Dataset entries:
_ _ _

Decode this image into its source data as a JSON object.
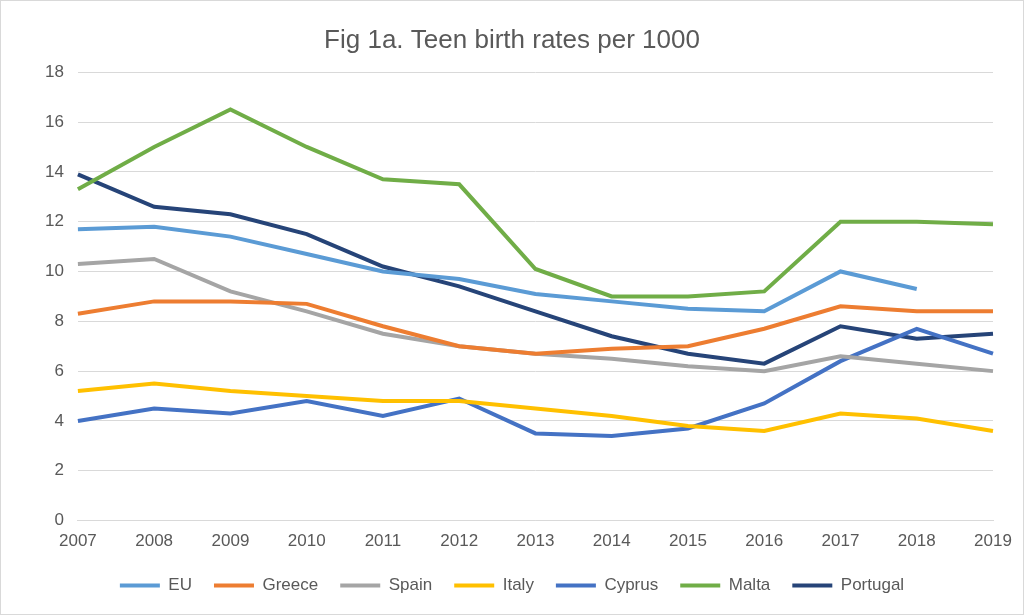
{
  "chart_data": {
    "type": "line",
    "title": "Fig 1a. Teen birth rates per 1000",
    "categories": [
      "2007",
      "2008",
      "2009",
      "2010",
      "2011",
      "2012",
      "2013",
      "2014",
      "2015",
      "2016",
      "2017",
      "2018",
      "2019"
    ],
    "series": [
      {
        "name": "EU",
        "color": "#5b9bd5",
        "values": [
          11.7,
          11.8,
          11.4,
          10.7,
          10.0,
          9.7,
          9.1,
          8.8,
          8.5,
          8.4,
          10.0,
          9.3,
          null
        ]
      },
      {
        "name": "Greece",
        "color": "#ed7d31",
        "values": [
          8.3,
          8.8,
          8.8,
          8.7,
          7.8,
          7.0,
          6.7,
          6.9,
          7.0,
          7.7,
          8.6,
          8.4,
          8.4
        ]
      },
      {
        "name": "Spain",
        "color": "#a5a5a5",
        "values": [
          10.3,
          10.5,
          9.2,
          8.4,
          7.5,
          7.0,
          6.7,
          6.5,
          6.2,
          6.0,
          6.6,
          6.3,
          6.0
        ]
      },
      {
        "name": "Italy",
        "color": "#ffc000",
        "values": [
          5.2,
          5.5,
          5.2,
          5.0,
          4.8,
          4.8,
          4.5,
          4.2,
          3.8,
          3.6,
          4.3,
          4.1,
          3.6
        ]
      },
      {
        "name": "Cyprus",
        "color": "#4472c4",
        "values": [
          4.0,
          4.5,
          4.3,
          4.8,
          4.2,
          4.9,
          3.5,
          3.4,
          3.7,
          4.7,
          6.4,
          7.7,
          6.7
        ]
      },
      {
        "name": "Malta",
        "color": "#70ad47",
        "values": [
          13.3,
          15.0,
          16.5,
          15.0,
          13.7,
          13.5,
          10.1,
          9.0,
          9.0,
          9.2,
          12.0,
          12.0,
          11.9
        ]
      },
      {
        "name": "Portugal",
        "color": "#264478",
        "values": [
          13.9,
          12.6,
          12.3,
          11.5,
          10.2,
          9.4,
          8.4,
          7.4,
          6.7,
          6.3,
          7.8,
          7.3,
          7.5
        ]
      }
    ],
    "ylim": [
      0,
      18
    ],
    "yticks": [
      0,
      2,
      4,
      6,
      8,
      10,
      12,
      14,
      16,
      18
    ],
    "grid": true,
    "legend": "bottom"
  }
}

_ _ _

To do: Copy the records above exactly. The pictures are not part of the copy.

Full output:
Decode this image into its source data as a JSON object.
{
  "chart_data": {
    "type": "line",
    "title": "Fig 1a. Teen birth rates per 1000",
    "categories": [
      "2007",
      "2008",
      "2009",
      "2010",
      "2011",
      "2012",
      "2013",
      "2014",
      "2015",
      "2016",
      "2017",
      "2018",
      "2019"
    ],
    "series": [
      {
        "name": "EU",
        "color": "#5b9bd5",
        "values": [
          11.7,
          11.8,
          11.4,
          10.7,
          10.0,
          9.7,
          9.1,
          8.8,
          8.5,
          8.4,
          10.0,
          9.3,
          null
        ]
      },
      {
        "name": "Greece",
        "color": "#ed7d31",
        "values": [
          8.3,
          8.8,
          8.8,
          8.7,
          7.8,
          7.0,
          6.7,
          6.9,
          7.0,
          7.7,
          8.6,
          8.4,
          8.4
        ]
      },
      {
        "name": "Spain",
        "color": "#a5a5a5",
        "values": [
          10.3,
          10.5,
          9.2,
          8.4,
          7.5,
          7.0,
          6.7,
          6.5,
          6.2,
          6.0,
          6.6,
          6.3,
          6.0
        ]
      },
      {
        "name": "Italy",
        "color": "#ffc000",
        "values": [
          5.2,
          5.5,
          5.2,
          5.0,
          4.8,
          4.8,
          4.5,
          4.2,
          3.8,
          3.6,
          4.3,
          4.1,
          3.6
        ]
      },
      {
        "name": "Cyprus",
        "color": "#4472c4",
        "values": [
          4.0,
          4.5,
          4.3,
          4.8,
          4.2,
          4.9,
          3.5,
          3.4,
          3.7,
          4.7,
          6.4,
          7.7,
          6.7
        ]
      },
      {
        "name": "Malta",
        "color": "#70ad47",
        "values": [
          13.3,
          15.0,
          16.5,
          15.0,
          13.7,
          13.5,
          10.1,
          9.0,
          9.0,
          9.2,
          12.0,
          12.0,
          11.9
        ]
      },
      {
        "name": "Portugal",
        "color": "#264478",
        "values": [
          13.9,
          12.6,
          12.3,
          11.5,
          10.2,
          9.4,
          8.4,
          7.4,
          6.7,
          6.3,
          7.8,
          7.3,
          7.5
        ]
      }
    ],
    "ylim": [
      0,
      18
    ],
    "yticks": [
      0,
      2,
      4,
      6,
      8,
      10,
      12,
      14,
      16,
      18
    ],
    "grid": true,
    "legend": "bottom"
  }
}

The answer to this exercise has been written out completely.